本文抜粋:
確かに、お腹の出具合に関係はありますが、原因ではないのです。食べ過ぎが原因なら全身に脂肪がつきますが、まったく太っているわけではない、それどころか、やせているのにお腹だけ出ている人は珍しくありません。
お腹が出る原因は何なのかというと、端的に言えば、お腹を引っ込める筋肉を「使えていない」または「使っていない」からです。
そもそも私がお腹を引っ込める動作に着目したのは、腰痛がきっかけでした。24歳のときにスポーツクラブのインストラクターだった私は、腰が痛くなるとやむを得ず腰痛用のコルセットを使っていました。
腰が痛くても体を動かさねばならず、コルセットを巻くときにはより強く固定するために、お腹を引っ込めて巻いていました。ところが、コルセットをしているあいだだけは腰が楽になるものの、コルセットを使わないでいると再発します。
その堂々めぐりから抜け出したくて、コルセットに頼りすぎないように、コルセットを使えないときにもお腹を引っ込めておくことを意識しました。しばらくすると、腰痛が楽になったうえに、ジャージがゆるくなっていることに気がついたのです。
「お腹が以前よりも凹んでいる!」
それはそれは、大きな衝撃でした。当時の私は今より体重7kg、ウエスト7cmは多く、ハードな腹筋運動やエアロビクスを行ってもお腹の見た目は一向に代わり映えしないという苦い思いをしていたので、目からウロコ的な驚きがありました。

情報の活用:
1. お腹が出る原因についての文章で、筆者がスポーツクラブのインストラクターだったのは何歳のときですか。
2. お腹が出る原因についての文章から、「確かに、お腹の出具合に関係は」という語句を含む箇所で始まり「コルセットを使っていました。」で終わる部分を、そのまま抜き出してください。
3. お腹が出る原因についての文章を、最後の文の後から書き継いでください。

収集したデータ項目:
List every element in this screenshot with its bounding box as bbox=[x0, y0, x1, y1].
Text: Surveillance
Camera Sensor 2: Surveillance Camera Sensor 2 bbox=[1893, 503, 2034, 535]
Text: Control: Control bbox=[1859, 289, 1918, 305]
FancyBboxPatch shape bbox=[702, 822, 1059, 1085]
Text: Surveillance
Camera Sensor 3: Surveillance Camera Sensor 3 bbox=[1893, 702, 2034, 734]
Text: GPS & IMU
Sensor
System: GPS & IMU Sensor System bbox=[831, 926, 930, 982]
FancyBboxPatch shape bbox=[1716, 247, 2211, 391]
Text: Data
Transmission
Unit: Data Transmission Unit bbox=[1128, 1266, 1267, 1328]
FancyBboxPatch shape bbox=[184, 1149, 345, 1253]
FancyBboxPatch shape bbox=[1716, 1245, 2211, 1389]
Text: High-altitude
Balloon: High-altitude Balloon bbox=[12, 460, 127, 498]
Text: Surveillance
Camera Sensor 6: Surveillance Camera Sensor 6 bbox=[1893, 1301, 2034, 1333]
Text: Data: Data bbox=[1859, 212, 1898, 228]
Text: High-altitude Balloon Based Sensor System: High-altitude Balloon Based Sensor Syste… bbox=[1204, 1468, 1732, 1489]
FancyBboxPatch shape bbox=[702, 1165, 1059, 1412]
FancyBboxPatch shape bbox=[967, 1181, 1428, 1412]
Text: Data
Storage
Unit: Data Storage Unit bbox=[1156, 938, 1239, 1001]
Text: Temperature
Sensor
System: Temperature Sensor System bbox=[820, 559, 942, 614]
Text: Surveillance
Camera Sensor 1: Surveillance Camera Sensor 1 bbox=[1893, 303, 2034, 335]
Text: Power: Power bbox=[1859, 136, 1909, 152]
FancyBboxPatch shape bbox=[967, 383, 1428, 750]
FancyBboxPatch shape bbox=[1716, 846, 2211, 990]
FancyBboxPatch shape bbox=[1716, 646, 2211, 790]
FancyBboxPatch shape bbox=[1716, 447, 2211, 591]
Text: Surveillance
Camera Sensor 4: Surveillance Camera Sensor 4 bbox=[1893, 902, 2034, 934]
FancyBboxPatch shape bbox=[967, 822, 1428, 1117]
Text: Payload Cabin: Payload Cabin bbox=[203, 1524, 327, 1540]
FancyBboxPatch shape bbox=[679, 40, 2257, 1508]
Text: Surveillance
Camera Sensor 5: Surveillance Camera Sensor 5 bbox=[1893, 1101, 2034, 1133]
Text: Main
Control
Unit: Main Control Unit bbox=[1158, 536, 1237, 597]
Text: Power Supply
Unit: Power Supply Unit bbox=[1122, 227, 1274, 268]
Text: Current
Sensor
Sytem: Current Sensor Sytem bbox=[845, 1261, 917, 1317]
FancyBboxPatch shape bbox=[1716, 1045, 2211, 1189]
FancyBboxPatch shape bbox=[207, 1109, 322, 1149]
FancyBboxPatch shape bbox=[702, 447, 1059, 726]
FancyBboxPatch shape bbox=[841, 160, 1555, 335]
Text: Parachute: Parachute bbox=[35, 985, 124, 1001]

回答一覧:
1. 24歳のときです。

2.
確かに、お腹の出具合に関係はありますが、原因ではないのです。食べ過ぎが原因なら全身に脂肪がつきますが、まったく太っているわけではない、それどころか、やせているのにお腹だけ出ている人は珍しくありません。
お腹が出る原因は何なのかというと、端的に言えば、お腹を引っ込める筋肉を「使えていない」または「使っていない」からです。
そもそも私がお腹を引っ込める動作に着目したのは、腰痛がきっかけでした。24歳のときにスポーツクラブのインストラクターだった私は、腰が痛くなるとやむを得ず腰痛用のコルセットを使っていました。

3.
それ以来、私はお腹を引っ込めて凹ませるダイエット方法を30年近く、自分自身が実践しながら指導と研究を続け、現在の結論を導き出したのです。
それがすぐに効果が出るメソッドとして評判を呼び、雑誌やテレビからも多数、取材を受けました。参加当日にサイズダウンするセミナーは、健康保険組合、企業、カルチャースクールなど、参加者は1回につき十数人~500人以上までといろいろですが、年間約2000人×20年=のべ4万人以上にものぼります。私自身、特別な運動はいっさい行っていませんが、まったくがんばることなく58cmのウエストサイズを、53歳の今も維持しています。
お腹を引っ込めるという動作があまりにも地味なため、はじめて本として出版してもらえるまでに、足掛け10年以上はかかりましたが、「なぜもっと早く教えてくれなかったのか」とのお声をいただくようになりました。伝えることをあきらめなくて、本当によかったと思っています。